— START OF Extracted records —
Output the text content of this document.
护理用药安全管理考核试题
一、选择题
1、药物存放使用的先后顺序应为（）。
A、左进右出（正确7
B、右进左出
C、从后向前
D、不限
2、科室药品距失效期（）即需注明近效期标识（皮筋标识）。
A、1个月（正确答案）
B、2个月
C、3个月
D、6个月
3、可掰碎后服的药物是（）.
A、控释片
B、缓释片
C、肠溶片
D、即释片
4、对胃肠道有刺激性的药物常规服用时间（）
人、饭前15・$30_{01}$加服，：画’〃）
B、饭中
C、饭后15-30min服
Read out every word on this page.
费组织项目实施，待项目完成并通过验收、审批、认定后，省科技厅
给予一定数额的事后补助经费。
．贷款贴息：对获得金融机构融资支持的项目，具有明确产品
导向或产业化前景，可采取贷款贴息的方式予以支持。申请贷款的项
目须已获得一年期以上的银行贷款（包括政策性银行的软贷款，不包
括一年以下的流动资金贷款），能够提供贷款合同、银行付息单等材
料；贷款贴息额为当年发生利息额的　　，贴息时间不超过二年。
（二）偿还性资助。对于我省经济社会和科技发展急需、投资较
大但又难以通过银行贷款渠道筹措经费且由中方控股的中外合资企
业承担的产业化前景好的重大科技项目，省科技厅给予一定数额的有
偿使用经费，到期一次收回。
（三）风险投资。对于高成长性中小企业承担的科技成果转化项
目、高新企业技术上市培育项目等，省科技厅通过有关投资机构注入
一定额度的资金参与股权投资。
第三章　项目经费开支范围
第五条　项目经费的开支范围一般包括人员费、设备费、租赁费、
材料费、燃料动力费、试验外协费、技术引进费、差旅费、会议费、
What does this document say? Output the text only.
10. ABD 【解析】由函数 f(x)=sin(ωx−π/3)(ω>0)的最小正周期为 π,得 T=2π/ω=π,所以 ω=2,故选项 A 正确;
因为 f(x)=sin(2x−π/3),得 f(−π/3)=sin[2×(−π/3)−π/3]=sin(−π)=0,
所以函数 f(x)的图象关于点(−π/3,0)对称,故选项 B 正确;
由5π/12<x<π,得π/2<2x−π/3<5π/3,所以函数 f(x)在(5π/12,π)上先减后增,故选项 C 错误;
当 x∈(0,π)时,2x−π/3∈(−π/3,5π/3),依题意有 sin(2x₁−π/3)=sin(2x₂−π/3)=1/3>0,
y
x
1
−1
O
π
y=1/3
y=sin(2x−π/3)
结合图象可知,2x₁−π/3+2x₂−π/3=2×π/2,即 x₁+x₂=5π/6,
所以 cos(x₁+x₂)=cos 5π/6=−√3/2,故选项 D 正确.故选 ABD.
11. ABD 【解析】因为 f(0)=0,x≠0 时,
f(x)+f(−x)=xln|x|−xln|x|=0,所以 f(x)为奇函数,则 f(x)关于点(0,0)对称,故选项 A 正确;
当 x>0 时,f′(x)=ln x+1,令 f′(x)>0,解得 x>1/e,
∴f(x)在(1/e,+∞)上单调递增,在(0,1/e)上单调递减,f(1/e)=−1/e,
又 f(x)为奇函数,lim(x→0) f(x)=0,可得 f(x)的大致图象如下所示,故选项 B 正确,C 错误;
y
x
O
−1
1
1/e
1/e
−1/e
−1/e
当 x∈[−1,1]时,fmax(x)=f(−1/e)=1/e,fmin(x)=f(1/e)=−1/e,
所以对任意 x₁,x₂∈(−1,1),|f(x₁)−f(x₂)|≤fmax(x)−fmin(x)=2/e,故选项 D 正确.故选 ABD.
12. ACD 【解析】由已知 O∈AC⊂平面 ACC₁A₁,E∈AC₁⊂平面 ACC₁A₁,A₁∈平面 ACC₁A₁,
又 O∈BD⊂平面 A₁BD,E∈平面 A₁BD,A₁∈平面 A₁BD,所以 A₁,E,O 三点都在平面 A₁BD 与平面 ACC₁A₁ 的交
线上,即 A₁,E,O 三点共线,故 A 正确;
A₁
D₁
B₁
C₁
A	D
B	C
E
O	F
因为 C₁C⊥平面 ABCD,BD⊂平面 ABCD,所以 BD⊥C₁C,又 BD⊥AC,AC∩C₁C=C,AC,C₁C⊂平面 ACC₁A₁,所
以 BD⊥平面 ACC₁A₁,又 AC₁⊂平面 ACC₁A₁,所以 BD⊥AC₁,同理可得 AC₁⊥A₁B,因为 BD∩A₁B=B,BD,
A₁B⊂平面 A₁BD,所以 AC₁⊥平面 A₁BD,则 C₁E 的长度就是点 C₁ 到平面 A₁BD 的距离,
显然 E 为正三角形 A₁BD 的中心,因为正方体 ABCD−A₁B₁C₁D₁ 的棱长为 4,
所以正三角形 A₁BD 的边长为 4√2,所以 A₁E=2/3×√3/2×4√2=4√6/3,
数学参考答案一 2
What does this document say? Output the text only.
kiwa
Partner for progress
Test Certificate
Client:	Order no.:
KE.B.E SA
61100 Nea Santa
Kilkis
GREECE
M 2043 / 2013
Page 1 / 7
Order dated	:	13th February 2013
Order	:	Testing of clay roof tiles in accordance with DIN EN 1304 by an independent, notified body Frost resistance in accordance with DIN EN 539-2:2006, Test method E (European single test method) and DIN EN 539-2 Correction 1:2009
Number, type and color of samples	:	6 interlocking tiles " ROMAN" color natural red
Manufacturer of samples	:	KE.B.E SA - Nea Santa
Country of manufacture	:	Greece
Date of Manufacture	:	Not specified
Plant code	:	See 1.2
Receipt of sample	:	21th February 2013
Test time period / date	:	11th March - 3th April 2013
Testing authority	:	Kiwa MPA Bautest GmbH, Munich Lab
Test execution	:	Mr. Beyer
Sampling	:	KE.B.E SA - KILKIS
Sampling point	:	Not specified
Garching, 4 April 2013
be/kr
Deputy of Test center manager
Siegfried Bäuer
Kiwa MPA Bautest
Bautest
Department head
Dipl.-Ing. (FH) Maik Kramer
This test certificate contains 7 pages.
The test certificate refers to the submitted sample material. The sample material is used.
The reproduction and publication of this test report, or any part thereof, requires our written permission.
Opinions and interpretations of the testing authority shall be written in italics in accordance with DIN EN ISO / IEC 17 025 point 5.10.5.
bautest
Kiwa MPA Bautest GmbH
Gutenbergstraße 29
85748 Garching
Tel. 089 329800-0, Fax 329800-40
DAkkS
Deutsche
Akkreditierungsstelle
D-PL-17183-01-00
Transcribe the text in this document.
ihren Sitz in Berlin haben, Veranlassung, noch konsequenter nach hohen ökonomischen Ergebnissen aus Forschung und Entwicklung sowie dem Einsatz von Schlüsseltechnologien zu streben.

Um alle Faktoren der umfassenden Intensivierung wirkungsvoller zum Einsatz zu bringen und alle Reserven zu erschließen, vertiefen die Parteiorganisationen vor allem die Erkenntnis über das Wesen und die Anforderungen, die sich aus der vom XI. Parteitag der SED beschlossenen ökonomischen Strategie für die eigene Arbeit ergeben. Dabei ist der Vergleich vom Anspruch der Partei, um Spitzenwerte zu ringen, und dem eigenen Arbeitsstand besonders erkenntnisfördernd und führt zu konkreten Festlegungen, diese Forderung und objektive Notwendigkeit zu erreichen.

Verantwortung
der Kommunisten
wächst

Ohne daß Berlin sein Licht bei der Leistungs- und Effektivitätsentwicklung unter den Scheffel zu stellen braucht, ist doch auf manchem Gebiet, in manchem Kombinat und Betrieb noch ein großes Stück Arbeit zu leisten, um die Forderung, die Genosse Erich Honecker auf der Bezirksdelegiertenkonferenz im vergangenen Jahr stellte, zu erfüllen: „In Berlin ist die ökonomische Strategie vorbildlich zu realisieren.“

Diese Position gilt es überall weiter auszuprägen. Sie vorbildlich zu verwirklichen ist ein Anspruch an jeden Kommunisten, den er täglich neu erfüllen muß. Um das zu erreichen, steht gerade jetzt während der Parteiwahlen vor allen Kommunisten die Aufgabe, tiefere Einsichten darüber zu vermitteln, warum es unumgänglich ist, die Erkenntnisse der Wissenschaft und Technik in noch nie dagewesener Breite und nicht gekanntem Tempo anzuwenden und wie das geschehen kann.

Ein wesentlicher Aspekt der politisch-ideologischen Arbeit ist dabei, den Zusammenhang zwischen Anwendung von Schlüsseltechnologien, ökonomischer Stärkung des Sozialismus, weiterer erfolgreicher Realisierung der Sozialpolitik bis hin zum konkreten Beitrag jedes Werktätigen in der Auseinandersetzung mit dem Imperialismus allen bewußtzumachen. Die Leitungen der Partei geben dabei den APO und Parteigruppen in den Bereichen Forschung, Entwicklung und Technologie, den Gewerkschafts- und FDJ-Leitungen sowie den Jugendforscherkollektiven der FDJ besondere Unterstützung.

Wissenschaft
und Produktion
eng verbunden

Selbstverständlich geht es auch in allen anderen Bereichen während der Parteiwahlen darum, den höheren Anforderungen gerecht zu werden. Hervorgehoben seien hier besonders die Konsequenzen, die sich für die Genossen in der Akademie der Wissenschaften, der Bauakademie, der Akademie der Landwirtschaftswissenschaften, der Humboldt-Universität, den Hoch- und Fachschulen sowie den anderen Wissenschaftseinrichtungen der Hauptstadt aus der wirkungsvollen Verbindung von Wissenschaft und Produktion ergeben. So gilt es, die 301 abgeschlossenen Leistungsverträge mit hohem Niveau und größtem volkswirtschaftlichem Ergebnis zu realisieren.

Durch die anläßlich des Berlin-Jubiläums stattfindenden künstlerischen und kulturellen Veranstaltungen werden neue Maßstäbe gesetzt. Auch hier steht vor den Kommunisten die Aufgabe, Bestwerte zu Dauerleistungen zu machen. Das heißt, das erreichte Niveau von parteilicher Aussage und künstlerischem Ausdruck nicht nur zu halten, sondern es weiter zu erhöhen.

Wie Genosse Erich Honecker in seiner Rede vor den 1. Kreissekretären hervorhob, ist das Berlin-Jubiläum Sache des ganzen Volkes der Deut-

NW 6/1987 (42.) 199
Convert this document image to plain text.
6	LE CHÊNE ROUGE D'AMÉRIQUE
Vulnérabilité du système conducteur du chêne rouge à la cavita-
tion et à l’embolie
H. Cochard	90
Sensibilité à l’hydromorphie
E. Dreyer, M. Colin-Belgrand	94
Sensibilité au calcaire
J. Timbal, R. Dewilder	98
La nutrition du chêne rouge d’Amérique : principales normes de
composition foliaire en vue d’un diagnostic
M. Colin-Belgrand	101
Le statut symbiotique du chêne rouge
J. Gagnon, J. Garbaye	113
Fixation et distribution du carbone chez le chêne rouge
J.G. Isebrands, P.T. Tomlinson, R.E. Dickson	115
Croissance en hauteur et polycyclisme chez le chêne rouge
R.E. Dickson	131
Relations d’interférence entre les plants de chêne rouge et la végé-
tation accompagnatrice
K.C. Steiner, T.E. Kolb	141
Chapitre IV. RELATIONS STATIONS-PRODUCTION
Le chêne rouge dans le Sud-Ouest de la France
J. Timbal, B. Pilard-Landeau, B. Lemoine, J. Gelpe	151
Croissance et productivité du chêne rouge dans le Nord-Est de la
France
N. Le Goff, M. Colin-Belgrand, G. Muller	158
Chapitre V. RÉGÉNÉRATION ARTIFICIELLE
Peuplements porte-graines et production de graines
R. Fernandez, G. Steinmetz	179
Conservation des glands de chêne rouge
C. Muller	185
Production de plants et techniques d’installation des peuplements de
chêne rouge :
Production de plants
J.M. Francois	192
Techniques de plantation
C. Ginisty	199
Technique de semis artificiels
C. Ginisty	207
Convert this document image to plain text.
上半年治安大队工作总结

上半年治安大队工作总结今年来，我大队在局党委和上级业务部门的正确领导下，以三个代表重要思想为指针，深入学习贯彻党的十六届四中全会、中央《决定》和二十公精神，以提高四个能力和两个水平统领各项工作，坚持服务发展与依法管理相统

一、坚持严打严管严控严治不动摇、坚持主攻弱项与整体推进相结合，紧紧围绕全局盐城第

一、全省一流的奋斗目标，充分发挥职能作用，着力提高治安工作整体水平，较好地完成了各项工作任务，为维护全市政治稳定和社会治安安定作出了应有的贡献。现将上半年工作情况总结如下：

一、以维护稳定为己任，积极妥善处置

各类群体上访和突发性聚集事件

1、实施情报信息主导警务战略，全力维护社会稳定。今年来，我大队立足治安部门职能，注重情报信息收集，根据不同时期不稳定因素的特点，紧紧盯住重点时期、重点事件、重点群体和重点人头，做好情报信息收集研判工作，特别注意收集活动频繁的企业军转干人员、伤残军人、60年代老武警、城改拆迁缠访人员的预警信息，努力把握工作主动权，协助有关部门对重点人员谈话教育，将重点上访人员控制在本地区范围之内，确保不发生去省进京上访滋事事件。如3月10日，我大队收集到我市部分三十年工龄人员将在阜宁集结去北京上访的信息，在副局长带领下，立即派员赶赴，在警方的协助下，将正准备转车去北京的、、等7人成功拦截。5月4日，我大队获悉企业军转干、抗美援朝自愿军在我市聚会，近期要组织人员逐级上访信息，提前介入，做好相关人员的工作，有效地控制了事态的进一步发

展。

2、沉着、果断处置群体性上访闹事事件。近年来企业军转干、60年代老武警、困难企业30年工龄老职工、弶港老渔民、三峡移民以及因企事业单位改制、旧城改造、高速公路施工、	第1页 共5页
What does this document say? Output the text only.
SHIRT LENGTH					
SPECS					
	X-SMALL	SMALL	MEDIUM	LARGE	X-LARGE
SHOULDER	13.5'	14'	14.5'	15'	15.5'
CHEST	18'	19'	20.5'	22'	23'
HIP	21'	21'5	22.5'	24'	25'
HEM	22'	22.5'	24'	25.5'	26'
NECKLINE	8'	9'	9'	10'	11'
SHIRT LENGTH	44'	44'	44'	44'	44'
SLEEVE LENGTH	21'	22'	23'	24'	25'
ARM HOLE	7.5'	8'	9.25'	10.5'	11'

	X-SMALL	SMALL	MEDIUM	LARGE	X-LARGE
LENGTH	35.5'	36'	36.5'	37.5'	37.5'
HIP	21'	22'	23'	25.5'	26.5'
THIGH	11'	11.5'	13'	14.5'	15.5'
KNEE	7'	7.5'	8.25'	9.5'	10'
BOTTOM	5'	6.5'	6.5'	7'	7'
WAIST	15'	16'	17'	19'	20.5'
— END OF Extracted records —
Pull every line containing the word "fmin" out of the entries above.

当 x∈[−1,1]时,fmax(x)=f(−1/e)=1/e,fmin(x)=f(1/e)=−1/e,
所以对任意 x₁,x₂∈(−1,1),|f(x₁)−f(x₂)|≤fmax(x)−fmin(x)=2/e,故选项 D 正确.故选 ABD.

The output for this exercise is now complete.